▶ **Task to carry out**
Pull out every line below that contains the string "terms", copying each one in full.

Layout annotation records
= = =
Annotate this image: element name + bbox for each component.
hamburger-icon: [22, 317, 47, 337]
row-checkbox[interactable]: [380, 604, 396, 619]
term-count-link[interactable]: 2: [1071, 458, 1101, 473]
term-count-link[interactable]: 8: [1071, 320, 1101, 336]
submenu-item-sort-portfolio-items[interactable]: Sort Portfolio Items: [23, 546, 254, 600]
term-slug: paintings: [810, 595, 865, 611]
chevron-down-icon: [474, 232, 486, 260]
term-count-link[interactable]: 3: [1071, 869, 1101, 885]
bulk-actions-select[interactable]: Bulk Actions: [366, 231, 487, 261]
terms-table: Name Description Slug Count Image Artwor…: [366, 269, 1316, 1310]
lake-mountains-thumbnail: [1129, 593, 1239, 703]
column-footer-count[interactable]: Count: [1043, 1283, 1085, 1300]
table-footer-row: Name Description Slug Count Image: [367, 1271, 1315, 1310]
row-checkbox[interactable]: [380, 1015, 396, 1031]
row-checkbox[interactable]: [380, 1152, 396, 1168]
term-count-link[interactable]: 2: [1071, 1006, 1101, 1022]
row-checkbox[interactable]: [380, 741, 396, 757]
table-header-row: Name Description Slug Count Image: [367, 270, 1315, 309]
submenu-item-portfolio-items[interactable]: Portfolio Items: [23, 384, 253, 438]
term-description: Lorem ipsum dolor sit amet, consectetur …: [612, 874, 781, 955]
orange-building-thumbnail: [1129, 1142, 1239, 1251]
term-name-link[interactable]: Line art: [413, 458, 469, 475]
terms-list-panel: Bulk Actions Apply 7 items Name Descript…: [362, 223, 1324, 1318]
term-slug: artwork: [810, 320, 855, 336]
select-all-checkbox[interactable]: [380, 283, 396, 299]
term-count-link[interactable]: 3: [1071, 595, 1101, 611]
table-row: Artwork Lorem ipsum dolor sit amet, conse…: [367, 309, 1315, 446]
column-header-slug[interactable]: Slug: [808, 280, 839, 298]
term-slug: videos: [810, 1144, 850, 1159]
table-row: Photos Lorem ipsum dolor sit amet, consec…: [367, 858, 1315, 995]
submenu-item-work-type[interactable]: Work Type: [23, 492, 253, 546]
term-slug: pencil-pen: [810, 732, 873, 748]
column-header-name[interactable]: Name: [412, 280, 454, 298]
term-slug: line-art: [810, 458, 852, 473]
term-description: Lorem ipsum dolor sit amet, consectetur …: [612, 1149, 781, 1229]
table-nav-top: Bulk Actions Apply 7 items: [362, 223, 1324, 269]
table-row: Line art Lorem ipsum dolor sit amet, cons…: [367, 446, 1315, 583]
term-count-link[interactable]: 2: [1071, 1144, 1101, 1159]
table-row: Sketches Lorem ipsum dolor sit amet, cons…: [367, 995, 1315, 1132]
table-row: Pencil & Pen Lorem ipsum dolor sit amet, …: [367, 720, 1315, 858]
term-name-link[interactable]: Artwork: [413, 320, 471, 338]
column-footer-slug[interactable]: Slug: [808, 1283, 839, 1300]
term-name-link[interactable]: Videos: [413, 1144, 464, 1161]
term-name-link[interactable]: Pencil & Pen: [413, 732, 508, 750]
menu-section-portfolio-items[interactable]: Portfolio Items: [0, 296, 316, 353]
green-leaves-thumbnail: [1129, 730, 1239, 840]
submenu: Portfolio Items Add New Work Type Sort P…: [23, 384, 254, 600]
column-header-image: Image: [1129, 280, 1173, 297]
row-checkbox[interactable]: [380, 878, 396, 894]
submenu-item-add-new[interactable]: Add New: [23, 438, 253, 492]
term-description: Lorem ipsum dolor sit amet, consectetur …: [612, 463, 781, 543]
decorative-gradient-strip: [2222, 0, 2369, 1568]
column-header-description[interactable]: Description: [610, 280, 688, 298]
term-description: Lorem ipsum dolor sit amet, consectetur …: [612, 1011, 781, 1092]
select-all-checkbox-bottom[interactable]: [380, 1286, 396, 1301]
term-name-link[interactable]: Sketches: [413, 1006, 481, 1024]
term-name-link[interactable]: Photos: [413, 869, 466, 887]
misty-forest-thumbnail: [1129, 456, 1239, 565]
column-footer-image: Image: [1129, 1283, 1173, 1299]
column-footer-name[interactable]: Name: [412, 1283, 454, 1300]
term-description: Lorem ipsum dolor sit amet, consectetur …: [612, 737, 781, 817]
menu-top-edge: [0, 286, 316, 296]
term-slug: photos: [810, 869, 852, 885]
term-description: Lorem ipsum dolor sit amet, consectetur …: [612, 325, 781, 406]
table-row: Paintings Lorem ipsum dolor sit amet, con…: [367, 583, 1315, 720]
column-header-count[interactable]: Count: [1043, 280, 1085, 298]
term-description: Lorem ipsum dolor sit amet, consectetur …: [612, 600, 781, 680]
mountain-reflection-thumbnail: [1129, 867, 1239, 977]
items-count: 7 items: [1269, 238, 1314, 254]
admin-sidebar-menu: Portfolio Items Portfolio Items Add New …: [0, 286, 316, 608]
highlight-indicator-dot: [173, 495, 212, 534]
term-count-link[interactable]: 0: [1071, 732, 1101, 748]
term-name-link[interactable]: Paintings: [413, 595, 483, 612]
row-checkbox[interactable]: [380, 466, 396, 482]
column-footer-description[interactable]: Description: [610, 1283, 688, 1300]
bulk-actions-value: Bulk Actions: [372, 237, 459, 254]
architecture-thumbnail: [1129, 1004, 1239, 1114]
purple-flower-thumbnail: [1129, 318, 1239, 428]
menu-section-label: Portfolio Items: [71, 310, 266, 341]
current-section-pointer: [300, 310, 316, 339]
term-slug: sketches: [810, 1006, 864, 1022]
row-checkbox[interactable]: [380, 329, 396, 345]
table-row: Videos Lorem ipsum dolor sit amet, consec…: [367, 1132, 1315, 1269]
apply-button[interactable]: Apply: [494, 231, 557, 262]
= = =
▶ **Exercise response**
terms-table: Name Description Slug Count Image Artwor…: [366, 269, 1316, 1310]
terms-list-panel: Bulk Actions Apply 7 items Name Descript…: [362, 223, 1324, 1318]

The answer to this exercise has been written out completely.